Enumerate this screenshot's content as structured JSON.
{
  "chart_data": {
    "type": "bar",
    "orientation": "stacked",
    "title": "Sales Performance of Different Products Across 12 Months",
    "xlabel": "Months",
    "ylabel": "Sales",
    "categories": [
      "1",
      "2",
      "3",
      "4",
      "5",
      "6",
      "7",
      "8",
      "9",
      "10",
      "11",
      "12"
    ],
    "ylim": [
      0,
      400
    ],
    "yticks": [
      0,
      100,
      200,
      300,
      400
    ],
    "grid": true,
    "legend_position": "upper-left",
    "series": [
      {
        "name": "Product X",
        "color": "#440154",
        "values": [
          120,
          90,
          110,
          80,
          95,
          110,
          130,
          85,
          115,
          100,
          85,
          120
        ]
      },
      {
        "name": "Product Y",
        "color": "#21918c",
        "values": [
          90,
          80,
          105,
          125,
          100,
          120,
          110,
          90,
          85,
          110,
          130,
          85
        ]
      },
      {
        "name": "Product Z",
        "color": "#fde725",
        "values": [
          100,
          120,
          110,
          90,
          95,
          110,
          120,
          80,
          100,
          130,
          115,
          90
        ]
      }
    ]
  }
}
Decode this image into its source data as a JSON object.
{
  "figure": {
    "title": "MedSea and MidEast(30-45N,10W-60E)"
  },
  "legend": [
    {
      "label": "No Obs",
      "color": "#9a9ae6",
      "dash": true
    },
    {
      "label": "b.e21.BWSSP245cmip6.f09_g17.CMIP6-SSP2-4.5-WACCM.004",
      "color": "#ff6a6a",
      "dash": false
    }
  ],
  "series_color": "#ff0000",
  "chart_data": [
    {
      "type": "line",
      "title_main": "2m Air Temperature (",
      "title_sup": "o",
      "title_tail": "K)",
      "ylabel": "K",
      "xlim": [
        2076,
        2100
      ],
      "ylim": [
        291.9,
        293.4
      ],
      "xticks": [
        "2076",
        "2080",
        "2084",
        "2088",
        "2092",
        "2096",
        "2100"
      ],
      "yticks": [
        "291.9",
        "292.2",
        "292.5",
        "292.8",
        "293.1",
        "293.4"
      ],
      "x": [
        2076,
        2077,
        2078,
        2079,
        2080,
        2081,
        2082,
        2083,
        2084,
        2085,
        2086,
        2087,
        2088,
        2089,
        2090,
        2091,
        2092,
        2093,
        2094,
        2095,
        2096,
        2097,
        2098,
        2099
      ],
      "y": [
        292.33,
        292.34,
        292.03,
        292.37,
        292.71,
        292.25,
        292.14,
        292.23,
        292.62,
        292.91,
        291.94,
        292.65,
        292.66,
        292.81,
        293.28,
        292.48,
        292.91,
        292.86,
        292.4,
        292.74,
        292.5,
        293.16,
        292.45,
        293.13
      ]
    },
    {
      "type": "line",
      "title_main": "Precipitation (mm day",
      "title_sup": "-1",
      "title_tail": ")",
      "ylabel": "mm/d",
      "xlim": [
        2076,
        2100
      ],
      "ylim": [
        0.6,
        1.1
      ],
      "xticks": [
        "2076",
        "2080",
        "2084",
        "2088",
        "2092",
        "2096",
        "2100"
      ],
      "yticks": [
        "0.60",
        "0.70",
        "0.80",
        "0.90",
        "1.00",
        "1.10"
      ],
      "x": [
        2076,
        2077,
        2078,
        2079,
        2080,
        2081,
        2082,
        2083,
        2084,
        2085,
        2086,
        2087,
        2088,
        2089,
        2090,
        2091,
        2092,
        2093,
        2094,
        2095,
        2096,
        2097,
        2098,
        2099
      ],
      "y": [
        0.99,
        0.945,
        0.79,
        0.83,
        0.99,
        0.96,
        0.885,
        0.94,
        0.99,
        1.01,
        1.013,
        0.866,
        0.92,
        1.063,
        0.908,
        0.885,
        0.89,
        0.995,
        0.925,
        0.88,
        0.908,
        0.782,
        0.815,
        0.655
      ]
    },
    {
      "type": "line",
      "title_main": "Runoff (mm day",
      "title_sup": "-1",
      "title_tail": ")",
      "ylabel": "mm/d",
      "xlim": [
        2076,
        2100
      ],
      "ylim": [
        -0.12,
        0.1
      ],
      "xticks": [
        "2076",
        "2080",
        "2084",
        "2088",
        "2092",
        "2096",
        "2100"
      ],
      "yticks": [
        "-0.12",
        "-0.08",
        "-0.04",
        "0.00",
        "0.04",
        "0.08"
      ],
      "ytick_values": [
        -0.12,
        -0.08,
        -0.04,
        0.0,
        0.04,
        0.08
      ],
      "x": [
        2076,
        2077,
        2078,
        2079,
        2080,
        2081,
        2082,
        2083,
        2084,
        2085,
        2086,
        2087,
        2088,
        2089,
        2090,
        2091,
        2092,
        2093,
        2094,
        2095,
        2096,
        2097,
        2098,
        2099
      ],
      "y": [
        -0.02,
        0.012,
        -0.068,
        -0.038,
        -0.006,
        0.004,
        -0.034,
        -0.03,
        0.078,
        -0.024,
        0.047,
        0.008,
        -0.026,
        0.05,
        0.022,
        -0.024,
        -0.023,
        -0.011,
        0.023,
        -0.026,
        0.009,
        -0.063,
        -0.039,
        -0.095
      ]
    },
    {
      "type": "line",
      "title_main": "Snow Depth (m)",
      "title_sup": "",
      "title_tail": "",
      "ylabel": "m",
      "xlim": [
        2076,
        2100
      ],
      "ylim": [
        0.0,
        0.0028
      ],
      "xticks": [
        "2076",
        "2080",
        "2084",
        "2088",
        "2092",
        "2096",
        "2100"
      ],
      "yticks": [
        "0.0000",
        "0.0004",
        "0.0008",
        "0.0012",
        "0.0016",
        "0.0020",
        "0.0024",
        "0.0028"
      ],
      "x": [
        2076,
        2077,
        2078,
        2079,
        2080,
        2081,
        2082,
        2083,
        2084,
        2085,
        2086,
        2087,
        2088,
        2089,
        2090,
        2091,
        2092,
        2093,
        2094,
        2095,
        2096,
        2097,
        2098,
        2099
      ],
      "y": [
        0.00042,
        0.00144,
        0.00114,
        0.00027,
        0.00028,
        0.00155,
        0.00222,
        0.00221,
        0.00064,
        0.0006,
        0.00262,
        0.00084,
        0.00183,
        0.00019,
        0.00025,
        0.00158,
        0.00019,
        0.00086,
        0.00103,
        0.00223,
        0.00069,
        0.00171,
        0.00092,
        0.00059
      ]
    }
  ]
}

* Task requirements: Reproduce the entire listing word for word.

* The result:
Enumerate this screenshot's content as structured JSON.
{
  "chart_data": {
    "type": "bar",
    "orientation": "stacked",
    "title": "Sales Performance of Different Products Across 12 Months",
    "xlabel": "Months",
    "ylabel": "Sales",
    "categories": [
      "1",
      "2",
      "3",
      "4",
      "5",
      "6",
      "7",
      "8",
      "9",
      "10",
      "11",
      "12"
    ],
    "ylim": [
      0,
      400
    ],
    "yticks": [
      0,
      100,
      200,
      300,
      400
    ],
    "grid": true,
    "legend_position": "upper-left",
    "series": [
      {
        "name": "Product X",
        "color": "#440154",
        "values": [
          120,
          90,
          110,
          80,
          95,
          110,
          130,
          85,
          115,
          100,
          85,
          120
        ]
      },
      {
        "name": "Product Y",
        "color": "#21918c",
        "values": [
          90,
          80,
          105,
          125,
          100,
          120,
          110,
          90,
          85,
          110,
          130,
          85
        ]
      },
      {
        "name": "Product Z",
        "color": "#fde725",
        "values": [
          100,
          120,
          110,
          90,
          95,
          110,
          120,
          80,
          100,
          130,
          115,
          90
        ]
      }
    ]
  }
}
Decode this image into its source data as a JSON object.
{
  "figure": {
    "title": "MedSea and MidEast(30-45N,10W-60E)"
  },
  "legend": [
    {
      "label": "No Obs",
      "color": "#9a9ae6",
      "dash": true
    },
    {
      "label": "b.e21.BWSSP245cmip6.f09_g17.CMIP6-SSP2-4.5-WACCM.004",
      "color": "#ff6a6a",
      "dash": false
    }
  ],
  "series_color": "#ff0000",
  "chart_data": [
    {
      "type": "line",
      "title_main": "2m Air Temperature (",
      "title_sup": "o",
      "title_tail": "K)",
      "ylabel": "K",
      "xlim": [
        2076,
        2100
      ],
      "ylim": [
        291.9,
        293.4
      ],
      "xticks": [
        "2076",
        "2080",
        "2084",
        "2088",
        "2092",
        "2096",
        "2100"
      ],
      "yticks": [
        "291.9",
        "292.2",
        "292.5",
        "292.8",
        "293.1",
        "293.4"
      ],
      "x": [
        2076,
        2077,
        2078,
        2079,
        2080,
        2081,
        2082,
        2083,
        2084,
        2085,
        2086,
        2087,
        2088,
        2089,
        2090,
        2091,
        2092,
        2093,
        2094,
        2095,
        2096,
        2097,
        2098,
        2099
      ],
      "y": [
        292.33,
        292.34,
        292.03,
        292.37,
        292.71,
        292.25,
        292.14,
        292.23,
        292.62,
        292.91,
        291.94,
        292.65,
        292.66,
        292.81,
        293.28,
        292.48,
        292.91,
        292.86,
        292.4,
        292.74,
        292.5,
        293.16,
        292.45,
        293.13
      ]
    },
    {
      "type": "line",
      "title_main": "Precipitation (mm day",
      "title_sup": "-1",
      "title_tail": ")",
      "ylabel": "mm/d",
      "xlim": [
        2076,
        2100
      ],
      "ylim": [
        0.6,
        1.1
      ],
      "xticks": [
        "2076",
        "2080",
        "2084",
        "2088",
        "2092",
        "2096",
        "2100"
      ],
      "yticks": [
        "0.60",
        "0.70",
        "0.80",
        "0.90",
        "1.00",
        "1.10"
      ],
      "x": [
        2076,
        2077,
        2078,
        2079,
        2080,
        2081,
        2082,
        2083,
        2084,
        2085,
        2086,
        2087,
        2088,
        2089,
        2090,
        2091,
        2092,
        2093,
        2094,
        2095,
        2096,
        2097,
        2098,
        2099
      ],
      "y": [
        0.99,
        0.945,
        0.79,
        0.83,
        0.99,
        0.96,
        0.885,
        0.94,
        0.99,
        1.01,
        1.013,
        0.866,
        0.92,
        1.063,
        0.908,
        0.885,
        0.89,
        0.995,
        0.925,
        0.88,
        0.908,
        0.782,
        0.815,
        0.655
      ]
    },
    {
      "type": "line",
      "title_main": "Runoff (mm day",
      "title_sup": "-1",
      "title_tail": ")",
      "ylabel": "mm/d",
      "xlim": [
        2076,
        2100
      ],
      "ylim": [
        -0.12,
        0.1
      ],
      "xticks": [
        "2076",
        "2080",
        "2084",
        "2088",
        "2092",
        "2096",
        "2100"
      ],
      "yticks": [
        "-0.12",
        "-0.08",
        "-0.04",
        "0.00",
        "0.04",
        "0.08"
      ],
      "ytick_values": [
        -0.12,
        -0.08,
        -0.04,
        0.0,
        0.04,
        0.08
      ],
      "x": [
        2076,
        2077,
        2078,
        2079,
        2080,
        2081,
        2082,
        2083,
        2084,
        2085,
        2086,
        2087,
        2088,
        2089,
        2090,
        2091,
        2092,
        2093,
        2094,
        2095,
        2096,
        2097,
        2098,
        2099
      ],
      "y": [
        -0.02,
        0.012,
        -0.068,
        -0.038,
        -0.006,
        0.004,
        -0.034,
        -0.03,
        0.078,
        -0.024,
        0.047,
        0.008,
        -0.026,
        0.05,
        0.022,
        -0.024,
        -0.023,
        -0.011,
        0.023,
        -0.026,
        0.009,
        -0.063,
        -0.039,
        -0.095
      ]
    },
    {
      "type": "line",
      "title_main": "Snow Depth (m)",
      "title_sup": "",
      "title_tail": "",
      "ylabel": "m",
      "xlim": [
        2076,
        2100
      ],
      "ylim": [
        0.0,
        0.0028
      ],
      "xticks": [
        "2076",
        "2080",
        "2084",
        "2088",
        "2092",
        "2096",
        "2100"
      ],
      "yticks": [
        "0.0000",
        "0.0004",
        "0.0008",
        "0.0012",
        "0.0016",
        "0.0020",
        "0.0024",
        "0.0028"
      ],
      "x": [
        2076,
        2077,
        2078,
        2079,
        2080,
        2081,
        2082,
        2083,
        2084,
        2085,
        2086,
        2087,
        2088,
        2089,
        2090,
        2091,
        2092,
        2093,
        2094,
        2095,
        2096,
        2097,
        2098,
        2099
      ],
      "y": [
        0.00042,
        0.00144,
        0.00114,
        0.00027,
        0.00028,
        0.00155,
        0.00222,
        0.00221,
        0.00064,
        0.0006,
        0.00262,
        0.00084,
        0.00183,
        0.00019,
        0.00025,
        0.00158,
        0.00019,
        0.00086,
        0.00103,
        0.00223,
        0.00069,
        0.00171,
        0.00092,
        0.00059
      ]
    }
  ]
}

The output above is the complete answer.